» **Goal of the exercise**
Each entry here needs to be set down again exactly, please; pictures are left out.

» **Material for this task**
=-=-=

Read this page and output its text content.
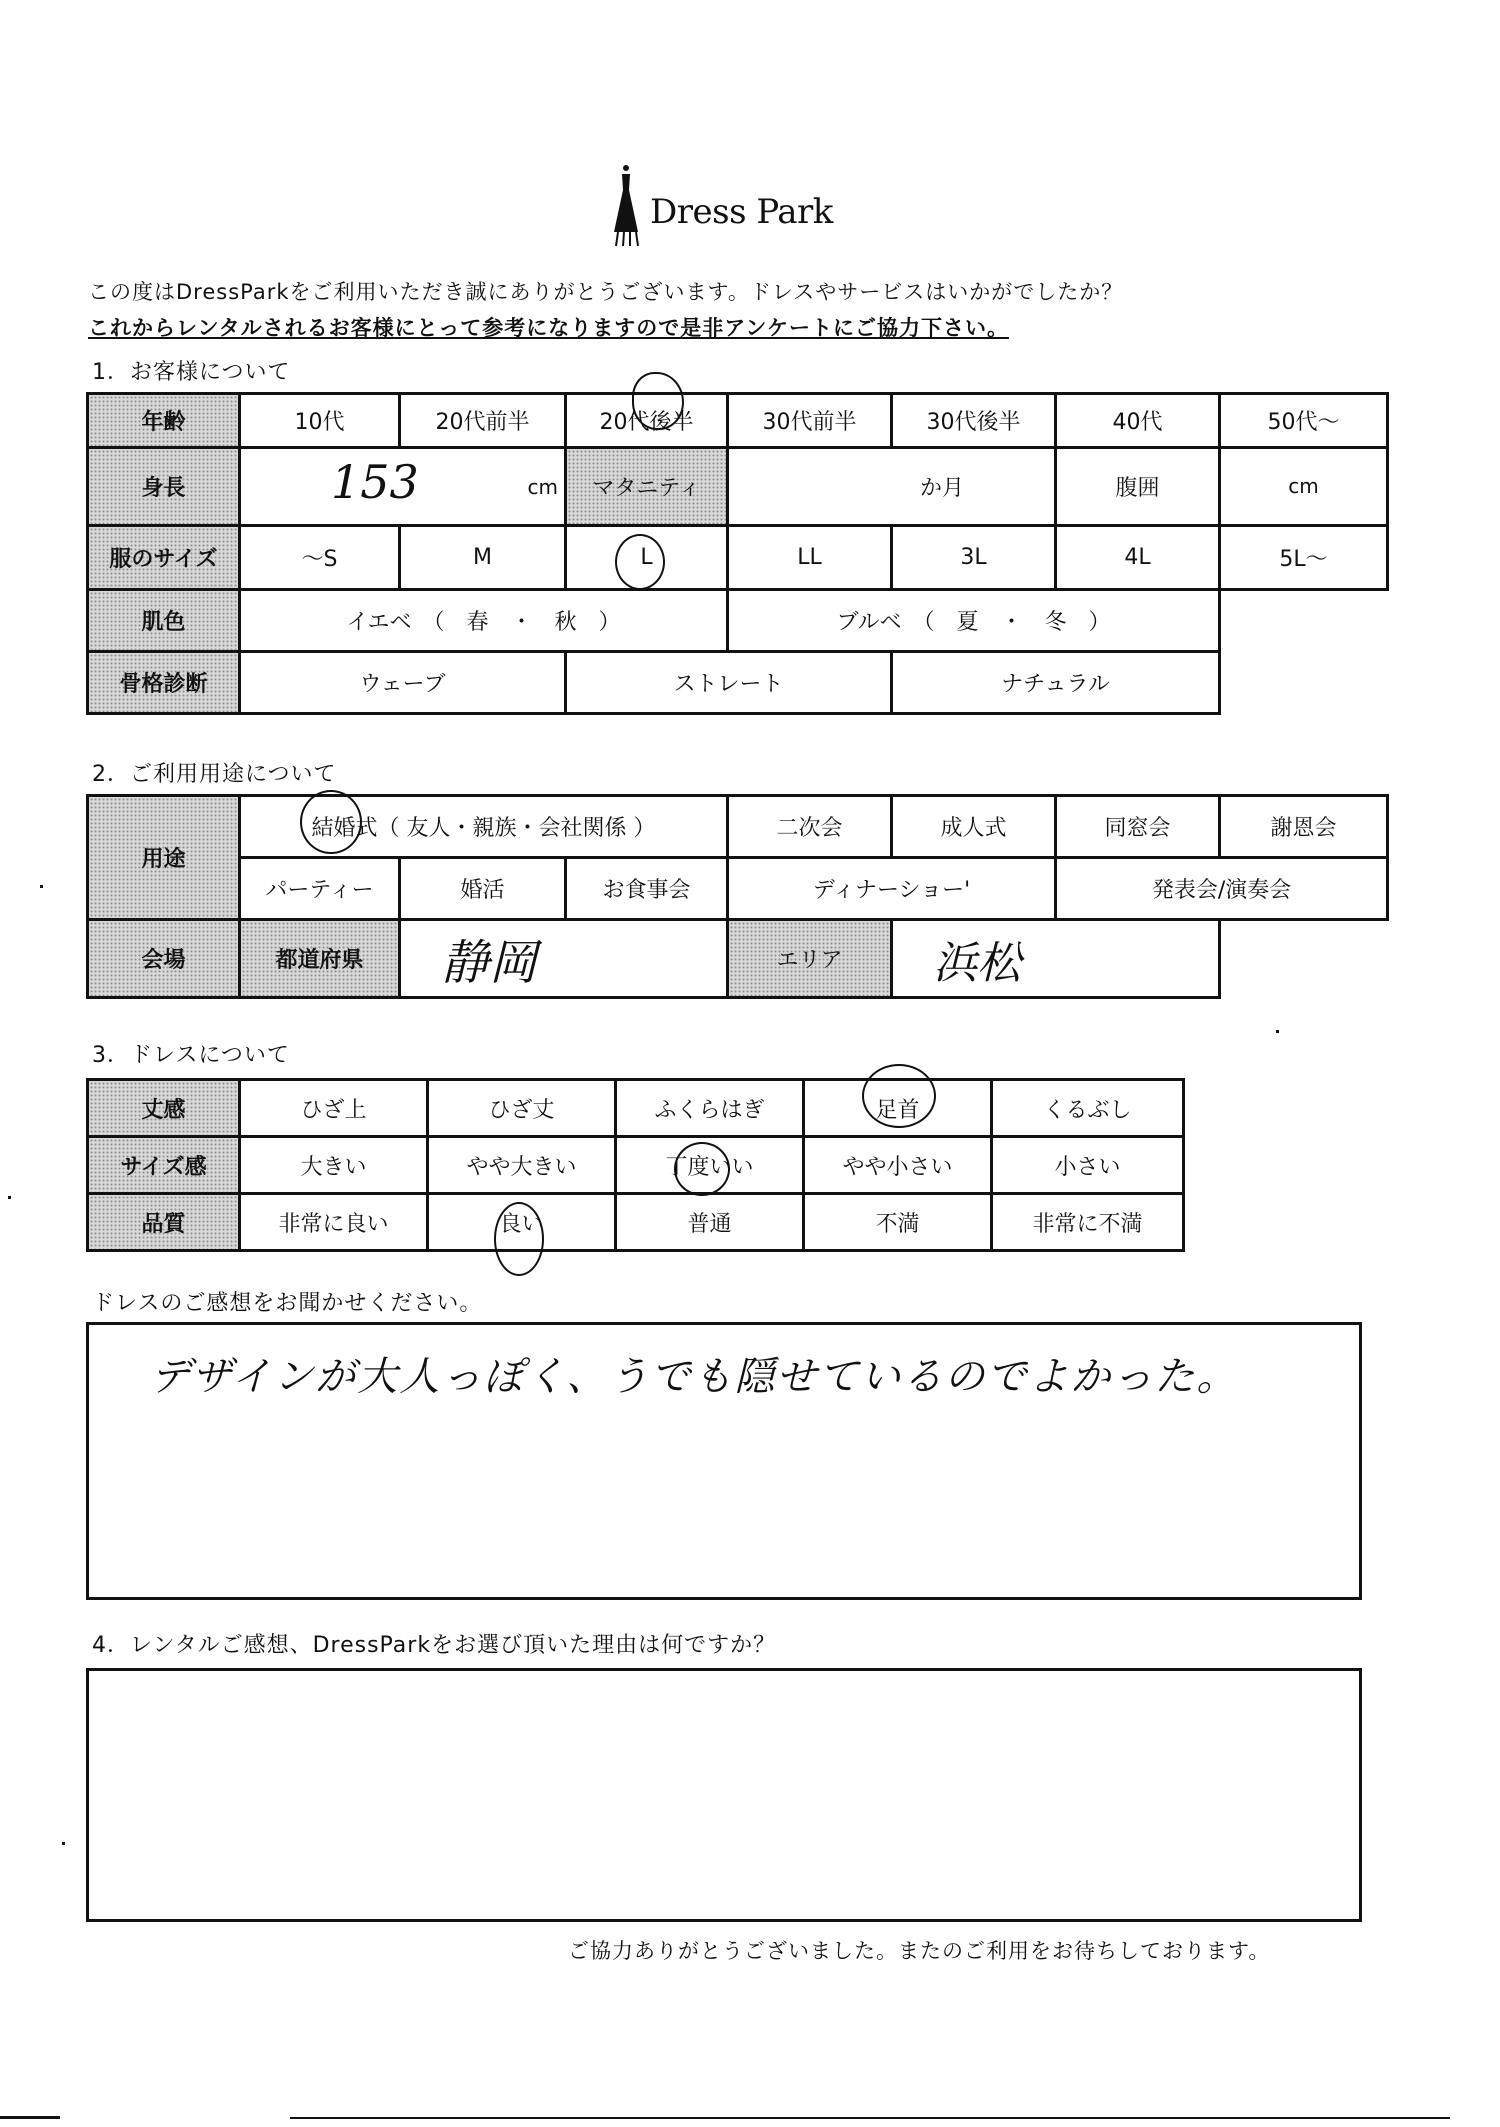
Dress Park
この度はDressParkをご利用いただき誠にありがとうございます。ドレスやサービスはいかがでしたか？
これからレンタルされるお客様にとって参考になりますので是非アンケートにご協力下さい。
1．お客様について
年齢	10代	20代前半	20代後半	30代前半	30代後半	40代	50代～
身長	153 cm		マタニティ	か月		腹囲	cm
服のサイズ	～S	M	L	LL	3L	4L	5L～
肌色	イエベ　（　春　・　秋　）			ブルベ　（　夏　・　冬　）			
骨格診断	ウェーブ		ストレート		ナチュラル		
2．ご利用用途について
用途	結婚式（ 友人・親族・会社関係 ）			二次会	成人式	同窓会	謝恩会
	パーティー	婚活	お食事会	ディナーショー'		発表会/演奏会	
会場	都道府県	静岡		エリア	浜松		
3．ドレスについて
丈感	ひざ上	ひざ丈	ふくらはぎ	足首	くるぶし
サイズ感	大きい	やや大きい	丁度いい	やや小さい	小さい
品質	非常に良い	良い	普通	不満	非常に不満
ドレスのご感想をお聞かせください。
デザインが大人っぽく、うでも隠せているのでよかった。
4．レンタルご感想、DressParkをお選び頂いた理由は何ですか？
ご協力ありがとうございました。またのご利用をお待ちしております。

=-=-=

» **The output**
Read this page and output its text content.
Dress Park
この度はDressParkをご利用いただき誠にありがとうございます。ドレスやサービスはいかがでしたか？
これからレンタルされるお客様にとって参考になりますので是非アンケートにご協力下さい。
1．お客様について
年齢	10代	20代前半	20代後半	30代前半	30代後半	40代	50代～
身長	153 cm		マタニティ	か月		腹囲	cm
服のサイズ	～S	M	L	LL	3L	4L	5L～
肌色	イエベ　（　春　・　秋　）			ブルベ　（　夏　・　冬　）			
骨格診断	ウェーブ		ストレート		ナチュラル		
2．ご利用用途について
用途	結婚式（ 友人・親族・会社関係 ）			二次会	成人式	同窓会	謝恩会
	パーティー	婚活	お食事会	ディナーショー'		発表会/演奏会	
会場	都道府県	静岡		エリア	浜松		
3．ドレスについて
丈感	ひざ上	ひざ丈	ふくらはぎ	足首	くるぶし
サイズ感	大きい	やや大きい	丁度いい	やや小さい	小さい
品質	非常に良い	良い	普通	不満	非常に不満
ドレスのご感想をお聞かせください。
デザインが大人っぽく、うでも隠せているのでよかった。
4．レンタルご感想、DressParkをお選び頂いた理由は何ですか？
ご協力ありがとうございました。またのご利用をお待ちしております。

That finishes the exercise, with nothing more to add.